>> begin

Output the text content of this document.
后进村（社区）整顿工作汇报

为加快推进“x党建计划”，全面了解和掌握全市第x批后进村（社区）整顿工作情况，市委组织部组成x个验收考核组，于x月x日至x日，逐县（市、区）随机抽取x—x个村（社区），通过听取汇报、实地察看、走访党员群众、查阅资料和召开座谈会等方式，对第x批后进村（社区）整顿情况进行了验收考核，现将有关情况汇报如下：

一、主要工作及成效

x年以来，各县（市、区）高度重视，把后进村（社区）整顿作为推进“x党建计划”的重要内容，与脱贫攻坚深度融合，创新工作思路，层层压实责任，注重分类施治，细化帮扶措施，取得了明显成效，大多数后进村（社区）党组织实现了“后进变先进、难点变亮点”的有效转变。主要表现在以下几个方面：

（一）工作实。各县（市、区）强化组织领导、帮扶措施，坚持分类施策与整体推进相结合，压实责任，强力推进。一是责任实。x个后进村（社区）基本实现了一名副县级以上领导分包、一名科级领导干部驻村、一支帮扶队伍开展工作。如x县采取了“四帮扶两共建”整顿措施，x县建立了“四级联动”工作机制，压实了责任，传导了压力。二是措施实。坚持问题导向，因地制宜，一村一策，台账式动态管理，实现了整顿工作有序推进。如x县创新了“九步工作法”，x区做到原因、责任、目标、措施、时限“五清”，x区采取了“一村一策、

>> end
>> begin

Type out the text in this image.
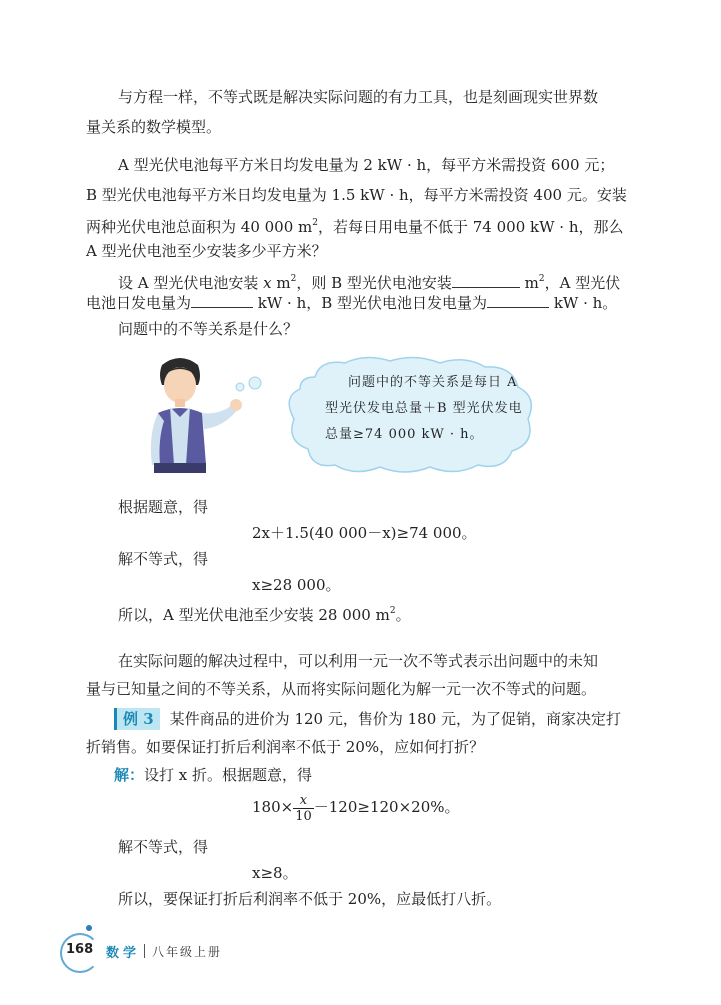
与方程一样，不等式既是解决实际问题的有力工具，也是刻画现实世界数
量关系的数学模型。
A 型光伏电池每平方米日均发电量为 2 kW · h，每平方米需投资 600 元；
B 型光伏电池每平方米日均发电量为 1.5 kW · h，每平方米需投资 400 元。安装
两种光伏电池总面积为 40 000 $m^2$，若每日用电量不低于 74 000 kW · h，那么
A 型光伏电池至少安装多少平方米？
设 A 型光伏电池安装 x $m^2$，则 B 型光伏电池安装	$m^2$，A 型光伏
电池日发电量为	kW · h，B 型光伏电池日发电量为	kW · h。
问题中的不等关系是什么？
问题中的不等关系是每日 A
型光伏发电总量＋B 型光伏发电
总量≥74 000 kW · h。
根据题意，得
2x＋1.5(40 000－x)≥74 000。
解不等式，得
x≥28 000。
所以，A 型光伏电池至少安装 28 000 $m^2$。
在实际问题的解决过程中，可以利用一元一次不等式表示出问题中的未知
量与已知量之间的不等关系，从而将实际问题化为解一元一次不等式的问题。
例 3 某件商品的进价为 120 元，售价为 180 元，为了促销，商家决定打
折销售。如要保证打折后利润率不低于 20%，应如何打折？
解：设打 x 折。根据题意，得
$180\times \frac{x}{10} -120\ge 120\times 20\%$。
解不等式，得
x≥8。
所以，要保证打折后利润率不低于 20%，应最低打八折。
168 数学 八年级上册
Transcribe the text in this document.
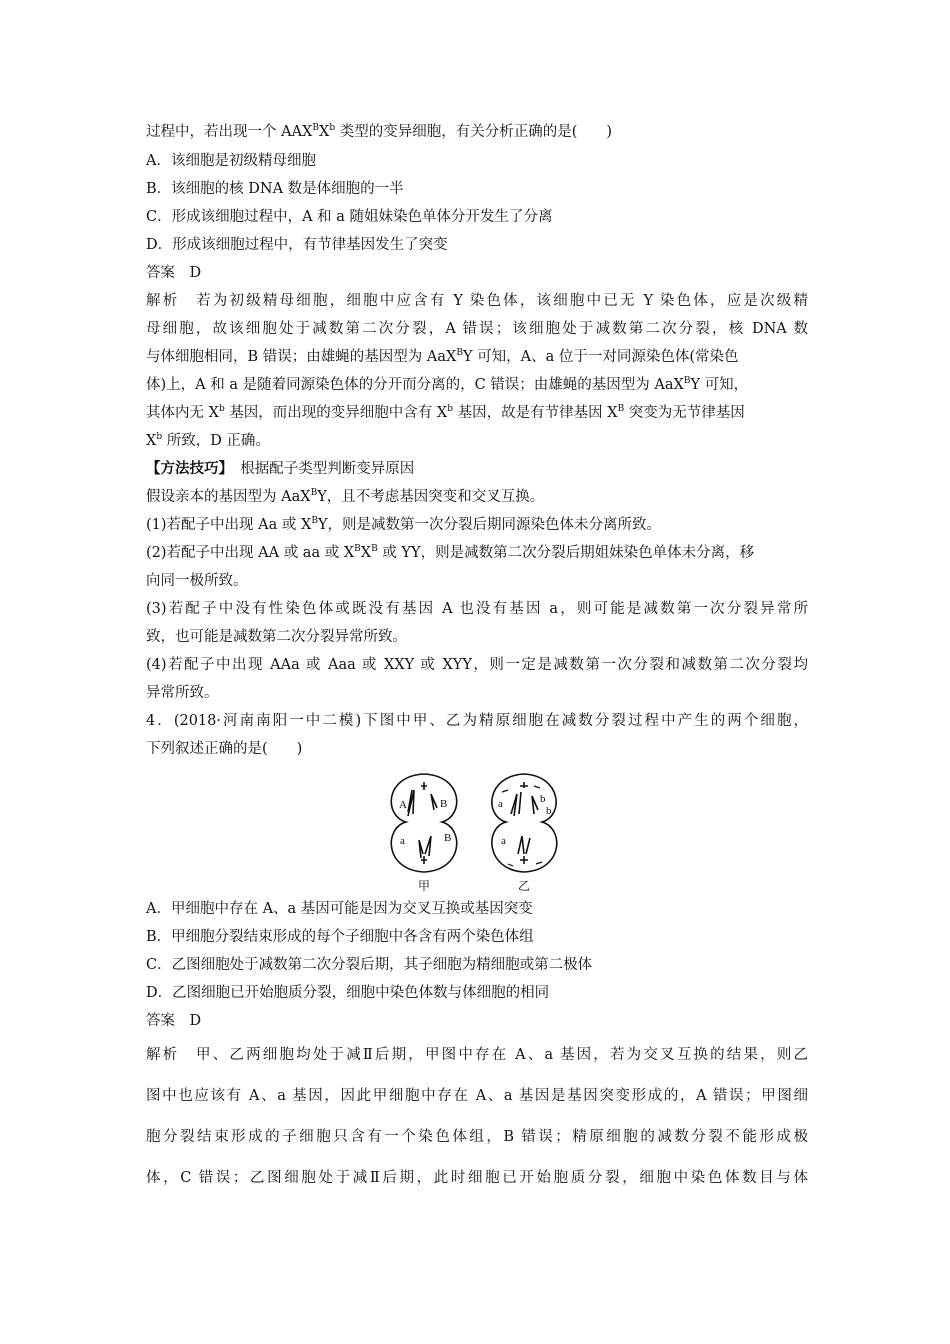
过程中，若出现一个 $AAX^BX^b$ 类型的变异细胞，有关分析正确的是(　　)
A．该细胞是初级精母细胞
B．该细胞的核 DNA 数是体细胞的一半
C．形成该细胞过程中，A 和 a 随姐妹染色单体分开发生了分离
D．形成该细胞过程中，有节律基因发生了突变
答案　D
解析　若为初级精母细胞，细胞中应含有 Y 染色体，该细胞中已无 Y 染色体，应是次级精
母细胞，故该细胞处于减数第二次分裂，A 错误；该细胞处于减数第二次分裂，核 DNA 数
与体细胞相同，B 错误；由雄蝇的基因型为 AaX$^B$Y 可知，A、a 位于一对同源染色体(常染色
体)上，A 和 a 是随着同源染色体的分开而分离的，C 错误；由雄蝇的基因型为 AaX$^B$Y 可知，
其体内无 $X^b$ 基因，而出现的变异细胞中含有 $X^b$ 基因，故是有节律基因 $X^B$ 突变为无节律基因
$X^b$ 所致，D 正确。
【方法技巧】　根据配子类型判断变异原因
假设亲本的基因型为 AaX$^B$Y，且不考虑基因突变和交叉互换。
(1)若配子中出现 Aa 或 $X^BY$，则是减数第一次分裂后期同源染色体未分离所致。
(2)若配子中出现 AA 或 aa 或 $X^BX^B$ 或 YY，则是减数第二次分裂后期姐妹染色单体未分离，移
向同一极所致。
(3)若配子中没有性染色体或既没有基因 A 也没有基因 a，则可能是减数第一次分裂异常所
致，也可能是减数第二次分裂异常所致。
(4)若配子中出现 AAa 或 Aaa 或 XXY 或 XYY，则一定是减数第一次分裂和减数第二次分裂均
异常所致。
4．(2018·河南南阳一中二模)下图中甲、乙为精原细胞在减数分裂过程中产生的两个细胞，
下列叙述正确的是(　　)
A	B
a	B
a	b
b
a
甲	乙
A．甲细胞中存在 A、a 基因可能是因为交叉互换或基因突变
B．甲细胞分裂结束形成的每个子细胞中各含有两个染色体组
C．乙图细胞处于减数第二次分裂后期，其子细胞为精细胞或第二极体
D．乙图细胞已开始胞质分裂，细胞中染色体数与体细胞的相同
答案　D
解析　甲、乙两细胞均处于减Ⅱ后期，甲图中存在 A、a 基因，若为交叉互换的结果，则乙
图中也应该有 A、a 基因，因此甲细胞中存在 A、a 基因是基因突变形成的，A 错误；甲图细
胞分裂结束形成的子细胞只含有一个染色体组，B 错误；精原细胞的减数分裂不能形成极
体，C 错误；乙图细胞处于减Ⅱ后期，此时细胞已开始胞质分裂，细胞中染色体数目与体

>> end

*Required task:* Each line that contains the string "document" counts once; say how many there are and nothing else.

*Expected answer:* 2